--- Begin PROVIDED RECORDS ---

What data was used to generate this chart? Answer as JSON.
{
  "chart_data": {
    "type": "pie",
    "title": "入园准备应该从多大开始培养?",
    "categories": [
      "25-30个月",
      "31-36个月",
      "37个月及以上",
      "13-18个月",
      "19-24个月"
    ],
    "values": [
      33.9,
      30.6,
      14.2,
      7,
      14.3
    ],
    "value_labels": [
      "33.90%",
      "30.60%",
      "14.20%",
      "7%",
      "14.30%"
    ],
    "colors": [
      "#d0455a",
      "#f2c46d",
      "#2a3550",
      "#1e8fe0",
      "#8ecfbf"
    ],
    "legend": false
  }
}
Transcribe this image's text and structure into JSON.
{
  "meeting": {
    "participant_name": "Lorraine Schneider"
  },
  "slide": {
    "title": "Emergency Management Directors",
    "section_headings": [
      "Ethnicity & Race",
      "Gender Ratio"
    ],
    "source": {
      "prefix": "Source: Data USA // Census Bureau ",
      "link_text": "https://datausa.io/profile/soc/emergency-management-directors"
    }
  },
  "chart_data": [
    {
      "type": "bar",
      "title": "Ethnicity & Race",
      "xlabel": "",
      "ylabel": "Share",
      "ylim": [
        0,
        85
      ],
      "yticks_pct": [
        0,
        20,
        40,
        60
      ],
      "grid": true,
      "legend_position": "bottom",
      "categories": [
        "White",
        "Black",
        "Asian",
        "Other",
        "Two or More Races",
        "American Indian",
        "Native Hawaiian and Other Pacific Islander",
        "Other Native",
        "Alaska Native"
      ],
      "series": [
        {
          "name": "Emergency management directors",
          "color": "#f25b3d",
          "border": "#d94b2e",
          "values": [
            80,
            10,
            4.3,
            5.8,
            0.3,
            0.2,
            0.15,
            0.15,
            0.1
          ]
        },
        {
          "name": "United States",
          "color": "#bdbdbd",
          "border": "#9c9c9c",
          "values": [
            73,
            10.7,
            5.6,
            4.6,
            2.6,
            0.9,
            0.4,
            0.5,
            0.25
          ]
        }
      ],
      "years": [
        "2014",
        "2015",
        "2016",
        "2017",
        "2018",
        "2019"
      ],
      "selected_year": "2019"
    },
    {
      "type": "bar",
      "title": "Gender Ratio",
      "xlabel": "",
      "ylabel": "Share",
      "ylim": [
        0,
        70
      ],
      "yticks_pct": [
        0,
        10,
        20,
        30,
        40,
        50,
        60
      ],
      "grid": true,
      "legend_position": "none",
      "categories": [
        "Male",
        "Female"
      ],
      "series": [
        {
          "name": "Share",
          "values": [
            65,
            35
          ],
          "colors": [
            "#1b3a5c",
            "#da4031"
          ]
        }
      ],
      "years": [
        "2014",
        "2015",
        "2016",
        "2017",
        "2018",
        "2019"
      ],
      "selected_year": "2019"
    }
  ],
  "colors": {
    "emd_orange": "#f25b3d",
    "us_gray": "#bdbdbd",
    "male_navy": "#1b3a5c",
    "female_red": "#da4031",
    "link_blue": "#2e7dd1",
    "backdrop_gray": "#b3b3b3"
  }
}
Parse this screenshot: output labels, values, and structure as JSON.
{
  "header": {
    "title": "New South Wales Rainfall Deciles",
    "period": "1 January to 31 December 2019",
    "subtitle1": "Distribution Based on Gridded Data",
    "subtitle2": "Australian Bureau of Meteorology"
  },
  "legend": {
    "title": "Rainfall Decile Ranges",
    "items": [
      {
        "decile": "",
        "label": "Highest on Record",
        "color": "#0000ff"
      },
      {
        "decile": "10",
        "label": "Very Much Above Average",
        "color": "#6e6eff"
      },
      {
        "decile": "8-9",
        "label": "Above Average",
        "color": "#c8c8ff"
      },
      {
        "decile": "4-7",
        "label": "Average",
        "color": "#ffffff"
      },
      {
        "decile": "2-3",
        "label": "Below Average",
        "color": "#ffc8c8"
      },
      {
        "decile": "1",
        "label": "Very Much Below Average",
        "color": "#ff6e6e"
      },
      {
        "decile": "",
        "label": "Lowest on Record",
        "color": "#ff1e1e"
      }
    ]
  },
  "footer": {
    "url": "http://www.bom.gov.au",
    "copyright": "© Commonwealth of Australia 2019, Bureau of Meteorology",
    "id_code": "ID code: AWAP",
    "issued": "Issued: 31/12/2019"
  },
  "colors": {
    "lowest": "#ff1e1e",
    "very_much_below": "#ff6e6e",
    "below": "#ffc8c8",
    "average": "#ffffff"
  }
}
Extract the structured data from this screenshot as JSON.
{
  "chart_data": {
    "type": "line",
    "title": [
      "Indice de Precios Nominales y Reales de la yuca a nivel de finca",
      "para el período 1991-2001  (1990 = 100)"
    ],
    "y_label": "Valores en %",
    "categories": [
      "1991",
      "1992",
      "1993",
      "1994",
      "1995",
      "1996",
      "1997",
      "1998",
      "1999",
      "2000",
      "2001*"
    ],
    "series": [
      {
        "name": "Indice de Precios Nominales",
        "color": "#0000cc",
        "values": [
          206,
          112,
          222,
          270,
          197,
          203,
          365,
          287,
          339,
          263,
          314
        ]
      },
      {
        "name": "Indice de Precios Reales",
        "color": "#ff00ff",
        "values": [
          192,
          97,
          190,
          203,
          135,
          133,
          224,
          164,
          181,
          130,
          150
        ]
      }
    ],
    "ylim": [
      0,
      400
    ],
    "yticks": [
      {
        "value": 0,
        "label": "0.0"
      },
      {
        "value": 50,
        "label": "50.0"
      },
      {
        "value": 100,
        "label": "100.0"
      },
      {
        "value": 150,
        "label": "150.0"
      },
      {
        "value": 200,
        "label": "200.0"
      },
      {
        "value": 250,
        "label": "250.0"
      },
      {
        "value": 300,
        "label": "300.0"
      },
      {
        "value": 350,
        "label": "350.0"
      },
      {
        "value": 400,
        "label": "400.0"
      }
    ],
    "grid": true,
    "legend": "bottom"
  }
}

--- End PROVIDED RECORDS ---

### [THE PROBLEM]
The records above should be restated word for word, please.

### [OUTPUT FOR THIS EXERCISE]
What data was used to generate this chart? Answer as JSON.
{
  "chart_data": {
    "type": "pie",
    "title": "入园准备应该从多大开始培养?",
    "categories": [
      "25-30个月",
      "31-36个月",
      "37个月及以上",
      "13-18个月",
      "19-24个月"
    ],
    "values": [
      33.9,
      30.6,
      14.2,
      7,
      14.3
    ],
    "value_labels": [
      "33.90%",
      "30.60%",
      "14.20%",
      "7%",
      "14.30%"
    ],
    "colors": [
      "#d0455a",
      "#f2c46d",
      "#2a3550",
      "#1e8fe0",
      "#8ecfbf"
    ],
    "legend": false
  }
}
Transcribe this image's text and structure into JSON.
{
  "meeting": {
    "participant_name": "Lorraine Schneider"
  },
  "slide": {
    "title": "Emergency Management Directors",
    "section_headings": [
      "Ethnicity & Race",
      "Gender Ratio"
    ],
    "source": {
      "prefix": "Source: Data USA // Census Bureau ",
      "link_text": "https://datausa.io/profile/soc/emergency-management-directors"
    }
  },
  "chart_data": [
    {
      "type": "bar",
      "title": "Ethnicity & Race",
      "xlabel": "",
      "ylabel": "Share",
      "ylim": [
        0,
        85
      ],
      "yticks_pct": [
        0,
        20,
        40,
        60
      ],
      "grid": true,
      "legend_position": "bottom",
      "categories": [
        "White",
        "Black",
        "Asian",
        "Other",
        "Two or More Races",
        "American Indian",
        "Native Hawaiian and Other Pacific Islander",
        "Other Native",
        "Alaska Native"
      ],
      "series": [
        {
          "name": "Emergency management directors",
          "color": "#f25b3d",
          "border": "#d94b2e",
          "values": [
            80,
            10,
            4.3,
            5.8,
            0.3,
            0.2,
            0.15,
            0.15,
            0.1
          ]
        },
        {
          "name": "United States",
          "color": "#bdbdbd",
          "border": "#9c9c9c",
          "values": [
            73,
            10.7,
            5.6,
            4.6,
            2.6,
            0.9,
            0.4,
            0.5,
            0.25
          ]
        }
      ],
      "years": [
        "2014",
        "2015",
        "2016",
        "2017",
        "2018",
        "2019"
      ],
      "selected_year": "2019"
    },
    {
      "type": "bar",
      "title": "Gender Ratio",
      "xlabel": "",
      "ylabel": "Share",
      "ylim": [
        0,
        70
      ],
      "yticks_pct": [
        0,
        10,
        20,
        30,
        40,
        50,
        60
      ],
      "grid": true,
      "legend_position": "none",
      "categories": [
        "Male",
        "Female"
      ],
      "series": [
        {
          "name": "Share",
          "values": [
            65,
            35
          ],
          "colors": [
            "#1b3a5c",
            "#da4031"
          ]
        }
      ],
      "years": [
        "2014",
        "2015",
        "2016",
        "2017",
        "2018",
        "2019"
      ],
      "selected_year": "2019"
    }
  ],
  "colors": {
    "emd_orange": "#f25b3d",
    "us_gray": "#bdbdbd",
    "male_navy": "#1b3a5c",
    "female_red": "#da4031",
    "link_blue": "#2e7dd1",
    "backdrop_gray": "#b3b3b3"
  }
}
Parse this screenshot: output labels, values, and structure as JSON.
{
  "header": {
    "title": "New South Wales Rainfall Deciles",
    "period": "1 January to 31 December 2019",
    "subtitle1": "Distribution Based on Gridded Data",
    "subtitle2": "Australian Bureau of Meteorology"
  },
  "legend": {
    "title": "Rainfall Decile Ranges",
    "items": [
      {
        "decile": "",
        "label": "Highest on Record",
        "color": "#0000ff"
      },
      {
        "decile": "10",
        "label": "Very Much Above Average",
        "color": "#6e6eff"
      },
      {
        "decile": "8-9",
        "label": "Above Average",
        "color": "#c8c8ff"
      },
      {
        "decile": "4-7",
        "label": "Average",
        "color": "#ffffff"
      },
      {
        "decile": "2-3",
        "label": "Below Average",
        "color": "#ffc8c8"
      },
      {
        "decile": "1",
        "label": "Very Much Below Average",
        "color": "#ff6e6e"
      },
      {
        "decile": "",
        "label": "Lowest on Record",
        "color": "#ff1e1e"
      }
    ]
  },
  "footer": {
    "url": "http://www.bom.gov.au",
    "copyright": "© Commonwealth of Australia 2019, Bureau of Meteorology",
    "id_code": "ID code: AWAP",
    "issued": "Issued: 31/12/2019"
  },
  "colors": {
    "lowest": "#ff1e1e",
    "very_much_below": "#ff6e6e",
    "below": "#ffc8c8",
    "average": "#ffffff"
  }
}
Extract the structured data from this screenshot as JSON.
{
  "chart_data": {
    "type": "line",
    "title": [
      "Indice de Precios Nominales y Reales de la yuca a nivel de finca",
      "para el período 1991-2001  (1990 = 100)"
    ],
    "y_label": "Valores en %",
    "categories": [
      "1991",
      "1992",
      "1993",
      "1994",
      "1995",
      "1996",
      "1997",
      "1998",
      "1999",
      "2000",
      "2001*"
    ],
    "series": [
      {
        "name": "Indice de Precios Nominales",
        "color": "#0000cc",
        "values": [
          206,
          112,
          222,
          270,
          197,
          203,
          365,
          287,
          339,
          263,
          314
        ]
      },
      {
        "name": "Indice de Precios Reales",
        "color": "#ff00ff",
        "values": [
          192,
          97,
          190,
          203,
          135,
          133,
          224,
          164,
          181,
          130,
          150
        ]
      }
    ],
    "ylim": [
      0,
      400
    ],
    "yticks": [
      {
        "value": 0,
        "label": "0.0"
      },
      {
        "value": 50,
        "label": "50.0"
      },
      {
        "value": 100,
        "label": "100.0"
      },
      {
        "value": 150,
        "label": "150.0"
      },
      {
        "value": 200,
        "label": "200.0"
      },
      {
        "value": 250,
        "label": "250.0"
      },
      {
        "value": 300,
        "label": "300.0"
      },
      {
        "value": 350,
        "label": "350.0"
      },
      {
        "value": 400,
        "label": "400.0"
      }
    ],
    "grid": true,
    "legend": "bottom"
  }
}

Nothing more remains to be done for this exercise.